Instructions for the task :: Retype the lines below exactly as they appear, but leave out the pictures.

Supplied data ::
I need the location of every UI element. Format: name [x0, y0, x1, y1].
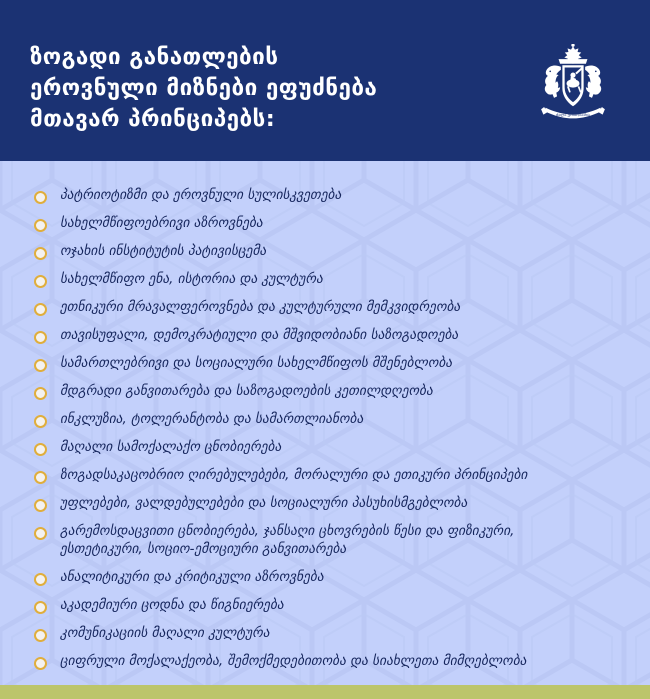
ring-bullet-icon — [34, 499, 47, 512]
list-item: ინკლუზია, ტოლერანტობა და სამართლიანობა — [0, 411, 650, 429]
list-item: სახელმწიფოებრივი აზროვნება — [0, 215, 650, 233]
list-item-label: სახელმწიფო ენა, ისტორია და კულტურა — [60, 271, 636, 289]
list-item: მდგრადი განვითარება და საზოგადოების კეთი… — [0, 383, 650, 401]
list-item: ზოგადსაკაცობრიო ღირებულებები, მორალური დ… — [0, 467, 650, 485]
list-item-label: აკადემიური ცოდნა და წიგნიერება — [60, 597, 636, 615]
ring-bullet-icon — [34, 601, 47, 614]
ring-bullet-icon — [34, 471, 47, 484]
list-item: პატრიოტიზმი და ეროვნული სულისკვეთება — [0, 187, 650, 205]
svg-text:ძალა ერთობაშია: ძალა ერთობაშია — [556, 112, 590, 117]
header-band: ზოგადი განათლების ეროვნული მიზნები ეფუძნ… — [0, 0, 650, 161]
list-item: სახელმწიფო ენა, ისტორია და კულტურა — [0, 271, 650, 289]
list-item-label: მაღალი სამოქალაქო ცნობიერება — [60, 439, 636, 457]
bottom-accent-bar — [0, 685, 650, 699]
list-item-label: კომუნიკაციის მაღალი კულტურა — [60, 625, 636, 643]
page-title: ზოგადი განათლების ეროვნული მიზნები ეფუძნ… — [30, 42, 500, 135]
list-item: უფლებები, ვალდებულებები და სოციალური პას… — [0, 495, 650, 513]
ring-bullet-icon — [34, 387, 47, 400]
list-item-label: უფლებები, ვალდებულებები და სოციალური პას… — [60, 495, 636, 513]
list-item-label: გარემოსდაცვითი ცნობიერება, ჯანსაღი ცხოვრ… — [60, 523, 636, 558]
ring-bullet-icon — [34, 443, 47, 456]
list-item-label: სამართლებრივი და სოციალური სახელმწიფოს მ… — [60, 355, 636, 373]
list-item: თავისუფალი, დემოკრატიული და მშვიდობიანი … — [0, 327, 650, 345]
list-item-label: პატრიოტიზმი და ეროვნული სულისკვეთება — [60, 187, 636, 205]
list-item-label: თავისუფალი, დემოკრატიული და მშვიდობიანი … — [60, 327, 636, 345]
list-item: ანალიტიკური და კრიტიკული აზროვნება — [0, 569, 650, 587]
list-item: სამართლებრივი და სოციალური სახელმწიფოს მ… — [0, 355, 650, 373]
ring-bullet-icon — [34, 629, 47, 642]
list-item-label: ოჯახის ინსტიტუტის პატივისცემა — [60, 243, 636, 261]
list-item: ციფრული მოქალაქეობა, შემოქმედებითობა და … — [0, 653, 650, 671]
ring-bullet-icon — [34, 247, 47, 260]
list-item-label: მდგრადი განვითარება და საზოგადოების კეთი… — [60, 383, 636, 401]
list-item: კომუნიკაციის მაღალი კულტურა — [0, 625, 650, 643]
list-item: ოჯახის ინსტიტუტის პატივისცემა — [0, 243, 650, 261]
ring-bullet-icon — [34, 527, 47, 540]
list-item-label: ციფრული მოქალაქეობა, შემოქმედებითობა და … — [60, 653, 636, 671]
ring-bullet-icon — [34, 657, 47, 670]
infographic-poster: ზოგადი განათლების ეროვნული მიზნები ეფუძნ… — [0, 0, 650, 699]
list-item: მაღალი სამოქალაქო ცნობიერება — [0, 439, 650, 457]
list-item-label: ზოგადსაკაცობრიო ღირებულებები, მორალური დ… — [60, 467, 636, 485]
ring-bullet-icon — [34, 331, 47, 344]
ring-bullet-icon — [34, 359, 47, 372]
list-item: აკადემიური ცოდნა და წიგნიერება — [0, 597, 650, 615]
ring-bullet-icon — [34, 191, 47, 204]
ring-bullet-icon — [34, 303, 47, 316]
list-item-label: ეთნიკური მრავალფეროვნება და კულტურული მე… — [60, 299, 636, 317]
list-item: გარემოსდაცვითი ცნობიერება, ჯანსაღი ცხოვრ… — [0, 523, 650, 558]
list-item-label: სახელმწიფოებრივი აზროვნება — [60, 215, 636, 233]
ring-bullet-icon — [34, 275, 47, 288]
ring-bullet-icon — [34, 415, 47, 428]
principles-list: პატრიოტიზმი და ეროვნული სულისკვეთება სახ… — [0, 161, 650, 681]
ring-bullet-icon — [34, 219, 47, 232]
list-item: ეთნიკური მრავალფეროვნება და კულტურული მე… — [0, 299, 650, 317]
list-item-label: ანალიტიკური და კრიტიკული აზროვნება — [60, 569, 636, 587]
georgia-coat-of-arms-icon: ძალა ერთობაშია — [534, 44, 612, 126]
ring-bullet-icon — [34, 573, 47, 586]
list-item-label: ინკლუზია, ტოლერანტობა და სამართლიანობა — [60, 411, 636, 429]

Response to the task ::
I need the location of every UI element. Format: name [x0, y0, x1, y1].
ring-bullet-icon — [34, 499, 47, 512]
list-item: ინკლუზია, ტოლერანტობა და სამართლიანობა — [0, 411, 650, 429]
list-item: სახელმწიფოებრივი აზროვნება — [0, 215, 650, 233]
list-item-label: სახელმწიფო ენა, ისტორია და კულტურა — [60, 271, 636, 289]
list-item: მდგრადი განვითარება და საზოგადოების კეთი… — [0, 383, 650, 401]
list-item: ზოგადსაკაცობრიო ღირებულებები, მორალური დ… — [0, 467, 650, 485]
list-item-label: აკადემიური ცოდნა და წიგნიერება — [60, 597, 636, 615]
ring-bullet-icon — [34, 601, 47, 614]
ring-bullet-icon — [34, 471, 47, 484]
list-item: პატრიოტიზმი და ეროვნული სულისკვეთება — [0, 187, 650, 205]
svg-text:ძალა ერთობაშია: ძალა ერთობაშია — [556, 112, 590, 117]
header-band: ზოგადი განათლების ეროვნული მიზნები ეფუძნ… — [0, 0, 650, 161]
list-item: სახელმწიფო ენა, ისტორია და კულტურა — [0, 271, 650, 289]
list-item-label: მაღალი სამოქალაქო ცნობიერება — [60, 439, 636, 457]
bottom-accent-bar — [0, 685, 650, 699]
list-item-label: კომუნიკაციის მაღალი კულტურა — [60, 625, 636, 643]
page-title: ზოგადი განათლების ეროვნული მიზნები ეფუძნ… — [30, 42, 500, 135]
list-item: უფლებები, ვალდებულებები და სოციალური პას… — [0, 495, 650, 513]
ring-bullet-icon — [34, 387, 47, 400]
list-item-label: უფლებები, ვალდებულებები და სოციალური პას… — [60, 495, 636, 513]
list-item-label: გარემოსდაცვითი ცნობიერება, ჯანსაღი ცხოვრ… — [60, 523, 636, 558]
ring-bullet-icon — [34, 443, 47, 456]
list-item-label: სამართლებრივი და სოციალური სახელმწიფოს მ… — [60, 355, 636, 373]
list-item: თავისუფალი, დემოკრატიული და მშვიდობიანი … — [0, 327, 650, 345]
list-item-label: პატრიოტიზმი და ეროვნული სულისკვეთება — [60, 187, 636, 205]
list-item-label: თავისუფალი, დემოკრატიული და მშვიდობიანი … — [60, 327, 636, 345]
list-item: ანალიტიკური და კრიტიკული აზროვნება — [0, 569, 650, 587]
list-item: სამართლებრივი და სოციალური სახელმწიფოს მ… — [0, 355, 650, 373]
ring-bullet-icon — [34, 629, 47, 642]
list-item-label: ოჯახის ინსტიტუტის პატივისცემა — [60, 243, 636, 261]
list-item: ციფრული მოქალაქეობა, შემოქმედებითობა და … — [0, 653, 650, 671]
ring-bullet-icon — [34, 247, 47, 260]
list-item-label: მდგრადი განვითარება და საზოგადოების კეთი… — [60, 383, 636, 401]
list-item: კომუნიკაციის მაღალი კულტურა — [0, 625, 650, 643]
list-item: ოჯახის ინსტიტუტის პატივისცემა — [0, 243, 650, 261]
ring-bullet-icon — [34, 527, 47, 540]
list-item-label: ციფრული მოქალაქეობა, შემოქმედებითობა და … — [60, 653, 636, 671]
ring-bullet-icon — [34, 657, 47, 670]
infographic-poster: ზოგადი განათლების ეროვნული მიზნები ეფუძნ… — [0, 0, 650, 699]
list-item: მაღალი სამოქალაქო ცნობიერება — [0, 439, 650, 457]
list-item-label: ზოგადსაკაცობრიო ღირებულებები, მორალური დ… — [60, 467, 636, 485]
ring-bullet-icon — [34, 331, 47, 344]
ring-bullet-icon — [34, 359, 47, 372]
list-item: აკადემიური ცოდნა და წიგნიერება — [0, 597, 650, 615]
ring-bullet-icon — [34, 191, 47, 204]
ring-bullet-icon — [34, 303, 47, 316]
list-item-label: ეთნიკური მრავალფეროვნება და კულტურული მე… — [60, 299, 636, 317]
list-item: გარემოსდაცვითი ცნობიერება, ჯანსაღი ცხოვრ… — [0, 523, 650, 558]
list-item-label: სახელმწიფოებრივი აზროვნება — [60, 215, 636, 233]
ring-bullet-icon — [34, 275, 47, 288]
ring-bullet-icon — [34, 415, 47, 428]
principles-list: პატრიოტიზმი და ეროვნული სულისკვეთება სახ… — [0, 161, 650, 681]
ring-bullet-icon — [34, 219, 47, 232]
list-item: ეთნიკური მრავალფეროვნება და კულტურული მე… — [0, 299, 650, 317]
list-item-label: ანალიტიკური და კრიტიკული აზროვნება — [60, 569, 636, 587]
georgia-coat-of-arms-icon: ძალა ერთობაშია — [534, 44, 612, 126]
ring-bullet-icon — [34, 573, 47, 586]
list-item-label: ინკლუზია, ტოლერანტობა და სამართლიანობა — [60, 411, 636, 429]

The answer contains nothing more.